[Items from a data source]
━━━━━━━━━━━━━━━━

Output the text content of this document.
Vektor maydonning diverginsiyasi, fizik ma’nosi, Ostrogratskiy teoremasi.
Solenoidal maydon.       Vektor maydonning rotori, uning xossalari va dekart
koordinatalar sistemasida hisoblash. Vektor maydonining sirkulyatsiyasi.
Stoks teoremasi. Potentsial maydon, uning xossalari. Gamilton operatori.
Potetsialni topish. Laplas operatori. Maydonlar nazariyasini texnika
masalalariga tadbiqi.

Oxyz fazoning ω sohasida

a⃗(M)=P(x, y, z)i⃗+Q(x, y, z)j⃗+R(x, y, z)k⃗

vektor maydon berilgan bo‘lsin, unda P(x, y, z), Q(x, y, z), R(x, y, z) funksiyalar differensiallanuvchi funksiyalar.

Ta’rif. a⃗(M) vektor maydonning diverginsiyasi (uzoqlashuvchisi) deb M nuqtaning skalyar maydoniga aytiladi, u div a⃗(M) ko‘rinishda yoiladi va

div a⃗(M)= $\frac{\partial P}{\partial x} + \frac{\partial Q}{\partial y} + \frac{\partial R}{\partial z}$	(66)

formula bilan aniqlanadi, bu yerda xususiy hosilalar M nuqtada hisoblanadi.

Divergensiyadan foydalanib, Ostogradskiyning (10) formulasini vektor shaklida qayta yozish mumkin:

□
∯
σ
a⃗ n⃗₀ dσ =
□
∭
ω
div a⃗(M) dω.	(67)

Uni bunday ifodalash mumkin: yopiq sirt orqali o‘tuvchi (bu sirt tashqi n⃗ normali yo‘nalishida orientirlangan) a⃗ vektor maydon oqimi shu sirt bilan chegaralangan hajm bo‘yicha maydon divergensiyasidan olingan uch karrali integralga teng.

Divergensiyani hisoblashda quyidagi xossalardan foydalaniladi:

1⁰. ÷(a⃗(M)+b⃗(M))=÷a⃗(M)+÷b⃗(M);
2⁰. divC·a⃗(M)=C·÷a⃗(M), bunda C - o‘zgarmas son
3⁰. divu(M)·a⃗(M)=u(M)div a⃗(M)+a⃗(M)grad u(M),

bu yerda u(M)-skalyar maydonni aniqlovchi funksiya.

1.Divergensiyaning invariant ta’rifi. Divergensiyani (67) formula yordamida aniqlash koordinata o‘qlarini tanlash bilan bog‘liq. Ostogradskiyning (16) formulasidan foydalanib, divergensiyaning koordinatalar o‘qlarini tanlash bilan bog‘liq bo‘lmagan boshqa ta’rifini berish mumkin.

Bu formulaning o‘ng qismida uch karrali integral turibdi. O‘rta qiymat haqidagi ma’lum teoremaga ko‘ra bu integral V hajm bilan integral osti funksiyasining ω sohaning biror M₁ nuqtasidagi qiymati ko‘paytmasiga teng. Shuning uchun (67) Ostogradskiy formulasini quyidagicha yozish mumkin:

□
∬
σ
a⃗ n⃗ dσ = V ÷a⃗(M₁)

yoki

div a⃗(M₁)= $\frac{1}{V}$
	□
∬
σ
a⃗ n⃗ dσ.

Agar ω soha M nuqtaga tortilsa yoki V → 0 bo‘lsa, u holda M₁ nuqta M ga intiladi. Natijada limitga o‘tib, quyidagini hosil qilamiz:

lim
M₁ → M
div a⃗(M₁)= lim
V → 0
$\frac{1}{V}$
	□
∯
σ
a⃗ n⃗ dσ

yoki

━━━━━━━━━━━━━━━━

Work instructions: Of the lines above, how many contain the string "maydonning"? Only the number is required.

The completed task: 3